[Rows from a dataset]
============================================================

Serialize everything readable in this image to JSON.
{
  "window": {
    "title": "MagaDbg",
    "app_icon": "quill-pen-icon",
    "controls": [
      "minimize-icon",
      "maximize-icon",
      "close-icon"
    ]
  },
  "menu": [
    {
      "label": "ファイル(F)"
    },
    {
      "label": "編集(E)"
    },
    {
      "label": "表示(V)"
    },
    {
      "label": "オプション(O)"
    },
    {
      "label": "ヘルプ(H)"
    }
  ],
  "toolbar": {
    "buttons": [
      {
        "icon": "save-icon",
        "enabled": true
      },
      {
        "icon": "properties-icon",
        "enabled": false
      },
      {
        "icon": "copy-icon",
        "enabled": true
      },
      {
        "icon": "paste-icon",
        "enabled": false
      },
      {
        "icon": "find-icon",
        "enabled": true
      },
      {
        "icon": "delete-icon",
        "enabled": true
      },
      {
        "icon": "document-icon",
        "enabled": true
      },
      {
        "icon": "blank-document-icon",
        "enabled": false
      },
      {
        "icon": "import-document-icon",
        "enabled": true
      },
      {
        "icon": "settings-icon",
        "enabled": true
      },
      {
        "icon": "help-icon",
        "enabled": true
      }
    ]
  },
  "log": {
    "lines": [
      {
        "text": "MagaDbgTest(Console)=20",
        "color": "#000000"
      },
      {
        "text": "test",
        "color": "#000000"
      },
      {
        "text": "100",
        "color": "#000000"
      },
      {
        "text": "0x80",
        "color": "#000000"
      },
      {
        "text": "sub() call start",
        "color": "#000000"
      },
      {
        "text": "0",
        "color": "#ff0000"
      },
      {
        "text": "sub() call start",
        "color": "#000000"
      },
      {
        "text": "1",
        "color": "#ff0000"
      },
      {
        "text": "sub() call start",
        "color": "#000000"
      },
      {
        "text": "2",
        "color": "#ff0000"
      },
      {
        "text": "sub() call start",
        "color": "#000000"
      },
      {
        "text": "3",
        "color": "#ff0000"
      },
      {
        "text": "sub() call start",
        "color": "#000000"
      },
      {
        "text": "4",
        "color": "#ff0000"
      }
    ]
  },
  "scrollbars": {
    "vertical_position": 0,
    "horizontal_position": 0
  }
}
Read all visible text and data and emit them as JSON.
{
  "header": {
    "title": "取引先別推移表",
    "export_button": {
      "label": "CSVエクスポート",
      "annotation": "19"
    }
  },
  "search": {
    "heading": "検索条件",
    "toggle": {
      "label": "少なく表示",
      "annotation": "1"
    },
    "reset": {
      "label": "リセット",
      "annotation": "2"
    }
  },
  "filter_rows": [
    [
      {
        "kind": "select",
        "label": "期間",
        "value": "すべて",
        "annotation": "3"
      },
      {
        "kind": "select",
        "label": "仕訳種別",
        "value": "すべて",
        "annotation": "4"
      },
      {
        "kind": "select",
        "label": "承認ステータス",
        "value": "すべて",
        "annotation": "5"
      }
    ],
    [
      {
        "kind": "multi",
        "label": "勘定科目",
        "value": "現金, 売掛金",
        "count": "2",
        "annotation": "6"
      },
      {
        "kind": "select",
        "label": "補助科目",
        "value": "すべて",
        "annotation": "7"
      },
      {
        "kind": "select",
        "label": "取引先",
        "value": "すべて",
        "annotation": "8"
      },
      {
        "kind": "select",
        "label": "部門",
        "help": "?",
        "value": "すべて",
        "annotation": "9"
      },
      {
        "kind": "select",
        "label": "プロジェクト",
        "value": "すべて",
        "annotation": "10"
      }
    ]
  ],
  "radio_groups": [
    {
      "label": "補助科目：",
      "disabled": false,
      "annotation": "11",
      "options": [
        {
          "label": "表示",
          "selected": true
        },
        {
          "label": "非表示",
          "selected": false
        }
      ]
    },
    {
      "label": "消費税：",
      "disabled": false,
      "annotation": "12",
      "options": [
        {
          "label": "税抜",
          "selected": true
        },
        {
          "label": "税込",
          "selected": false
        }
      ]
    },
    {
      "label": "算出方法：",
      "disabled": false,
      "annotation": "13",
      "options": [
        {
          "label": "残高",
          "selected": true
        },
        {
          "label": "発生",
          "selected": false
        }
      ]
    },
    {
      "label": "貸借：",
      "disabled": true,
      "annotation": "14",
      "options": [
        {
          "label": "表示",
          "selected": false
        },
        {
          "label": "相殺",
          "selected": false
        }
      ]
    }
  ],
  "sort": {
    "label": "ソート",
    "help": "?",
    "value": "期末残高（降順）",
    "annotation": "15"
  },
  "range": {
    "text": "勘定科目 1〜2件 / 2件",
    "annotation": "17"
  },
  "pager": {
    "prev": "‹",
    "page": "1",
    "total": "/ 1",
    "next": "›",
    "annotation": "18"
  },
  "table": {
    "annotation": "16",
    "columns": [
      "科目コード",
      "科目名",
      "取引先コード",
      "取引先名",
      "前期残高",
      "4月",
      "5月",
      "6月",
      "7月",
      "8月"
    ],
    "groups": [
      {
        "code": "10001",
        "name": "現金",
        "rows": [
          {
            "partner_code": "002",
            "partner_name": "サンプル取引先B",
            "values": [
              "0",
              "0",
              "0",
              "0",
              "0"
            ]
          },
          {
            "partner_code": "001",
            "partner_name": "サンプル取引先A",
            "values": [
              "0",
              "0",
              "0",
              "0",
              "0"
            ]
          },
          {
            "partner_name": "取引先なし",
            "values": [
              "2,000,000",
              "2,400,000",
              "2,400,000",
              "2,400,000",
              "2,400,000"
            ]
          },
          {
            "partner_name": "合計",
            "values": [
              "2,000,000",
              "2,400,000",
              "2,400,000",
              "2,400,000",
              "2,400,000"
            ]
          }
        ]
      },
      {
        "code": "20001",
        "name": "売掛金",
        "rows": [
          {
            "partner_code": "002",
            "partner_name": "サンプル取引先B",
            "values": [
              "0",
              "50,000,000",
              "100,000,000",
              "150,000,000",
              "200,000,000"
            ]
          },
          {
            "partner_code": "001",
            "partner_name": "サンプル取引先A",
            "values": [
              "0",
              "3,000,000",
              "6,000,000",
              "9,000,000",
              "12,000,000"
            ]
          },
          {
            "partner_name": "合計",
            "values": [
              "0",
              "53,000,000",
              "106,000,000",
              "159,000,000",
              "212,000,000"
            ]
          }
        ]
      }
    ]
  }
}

============================================================

Write out the entire listing exactly.

Serialize everything readable in this image to JSON.
{
  "window": {
    "title": "MagaDbg",
    "app_icon": "quill-pen-icon",
    "controls": [
      "minimize-icon",
      "maximize-icon",
      "close-icon"
    ]
  },
  "menu": [
    {
      "label": "ファイル(F)"
    },
    {
      "label": "編集(E)"
    },
    {
      "label": "表示(V)"
    },
    {
      "label": "オプション(O)"
    },
    {
      "label": "ヘルプ(H)"
    }
  ],
  "toolbar": {
    "buttons": [
      {
        "icon": "save-icon",
        "enabled": true
      },
      {
        "icon": "properties-icon",
        "enabled": false
      },
      {
        "icon": "copy-icon",
        "enabled": true
      },
      {
        "icon": "paste-icon",
        "enabled": false
      },
      {
        "icon": "find-icon",
        "enabled": true
      },
      {
        "icon": "delete-icon",
        "enabled": true
      },
      {
        "icon": "document-icon",
        "enabled": true
      },
      {
        "icon": "blank-document-icon",
        "enabled": false
      },
      {
        "icon": "import-document-icon",
        "enabled": true
      },
      {
        "icon": "settings-icon",
        "enabled": true
      },
      {
        "icon": "help-icon",
        "enabled": true
      }
    ]
  },
  "log": {
    "lines": [
      {
        "text": "MagaDbgTest(Console)=20",
        "color": "#000000"
      },
      {
        "text": "test",
        "color": "#000000"
      },
      {
        "text": "100",
        "color": "#000000"
      },
      {
        "text": "0x80",
        "color": "#000000"
      },
      {
        "text": "sub() call start",
        "color": "#000000"
      },
      {
        "text": "0",
        "color": "#ff0000"
      },
      {
        "text": "sub() call start",
        "color": "#000000"
      },
      {
        "text": "1",
        "color": "#ff0000"
      },
      {
        "text": "sub() call start",
        "color": "#000000"
      },
      {
        "text": "2",
        "color": "#ff0000"
      },
      {
        "text": "sub() call start",
        "color": "#000000"
      },
      {
        "text": "3",
        "color": "#ff0000"
      },
      {
        "text": "sub() call start",
        "color": "#000000"
      },
      {
        "text": "4",
        "color": "#ff0000"
      }
    ]
  },
  "scrollbars": {
    "vertical_position": 0,
    "horizontal_position": 0
  }
}
Read all visible text and data and emit them as JSON.
{
  "header": {
    "title": "取引先別推移表",
    "export_button": {
      "label": "CSVエクスポート",
      "annotation": "19"
    }
  },
  "search": {
    "heading": "検索条件",
    "toggle": {
      "label": "少なく表示",
      "annotation": "1"
    },
    "reset": {
      "label": "リセット",
      "annotation": "2"
    }
  },
  "filter_rows": [
    [
      {
        "kind": "select",
        "label": "期間",
        "value": "すべて",
        "annotation": "3"
      },
      {
        "kind": "select",
        "label": "仕訳種別",
        "value": "すべて",
        "annotation": "4"
      },
      {
        "kind": "select",
        "label": "承認ステータス",
        "value": "すべて",
        "annotation": "5"
      }
    ],
    [
      {
        "kind": "multi",
        "label": "勘定科目",
        "value": "現金, 売掛金",
        "count": "2",
        "annotation": "6"
      },
      {
        "kind": "select",
        "label": "補助科目",
        "value": "すべて",
        "annotation": "7"
      },
      {
        "kind": "select",
        "label": "取引先",
        "value": "すべて",
        "annotation": "8"
      },
      {
        "kind": "select",
        "label": "部門",
        "help": "?",
        "value": "すべて",
        "annotation": "9"
      },
      {
        "kind": "select",
        "label": "プロジェクト",
        "value": "すべて",
        "annotation": "10"
      }
    ]
  ],
  "radio_groups": [
    {
      "label": "補助科目：",
      "disabled": false,
      "annotation": "11",
      "options": [
        {
          "label": "表示",
          "selected": true
        },
        {
          "label": "非表示",
          "selected": false
        }
      ]
    },
    {
      "label": "消費税：",
      "disabled": false,
      "annotation": "12",
      "options": [
        {
          "label": "税抜",
          "selected": true
        },
        {
          "label": "税込",
          "selected": false
        }
      ]
    },
    {
      "label": "算出方法：",
      "disabled": false,
      "annotation": "13",
      "options": [
        {
          "label": "残高",
          "selected": true
        },
        {
          "label": "発生",
          "selected": false
        }
      ]
    },
    {
      "label": "貸借：",
      "disabled": true,
      "annotation": "14",
      "options": [
        {
          "label": "表示",
          "selected": false
        },
        {
          "label": "相殺",
          "selected": false
        }
      ]
    }
  ],
  "sort": {
    "label": "ソート",
    "help": "?",
    "value": "期末残高（降順）",
    "annotation": "15"
  },
  "range": {
    "text": "勘定科目 1〜2件 / 2件",
    "annotation": "17"
  },
  "pager": {
    "prev": "‹",
    "page": "1",
    "total": "/ 1",
    "next": "›",
    "annotation": "18"
  },
  "table": {
    "annotation": "16",
    "columns": [
      "科目コード",
      "科目名",
      "取引先コード",
      "取引先名",
      "前期残高",
      "4月",
      "5月",
      "6月",
      "7月",
      "8月"
    ],
    "groups": [
      {
        "code": "10001",
        "name": "現金",
        "rows": [
          {
            "partner_code": "002",
            "partner_name": "サンプル取引先B",
            "values": [
              "0",
              "0",
              "0",
              "0",
              "0"
            ]
          },
          {
            "partner_code": "001",
            "partner_name": "サンプル取引先A",
            "values": [
              "0",
              "0",
              "0",
              "0",
              "0"
            ]
          },
          {
            "partner_name": "取引先なし",
            "values": [
              "2,000,000",
              "2,400,000",
              "2,400,000",
              "2,400,000",
              "2,400,000"
            ]
          },
          {
            "partner_name": "合計",
            "values": [
              "2,000,000",
              "2,400,000",
              "2,400,000",
              "2,400,000",
              "2,400,000"
            ]
          }
        ]
      },
      {
        "code": "20001",
        "name": "売掛金",
        "rows": [
          {
            "partner_code": "002",
            "partner_name": "サンプル取引先B",
            "values": [
              "0",
              "50,000,000",
              "100,000,000",
              "150,000,000",
              "200,000,000"
            ]
          },
          {
            "partner_code": "001",
            "partner_name": "サンプル取引先A",
            "values": [
              "0",
              "3,000,000",
              "6,000,000",
              "9,000,000",
              "12,000,000"
            ]
          },
          {
            "partner_name": "合計",
            "values": [
              "0",
              "53,000,000",
              "106,000,000",
              "159,000,000",
              "212,000,000"
            ]
          }
        ]
      }
    ]
  }
}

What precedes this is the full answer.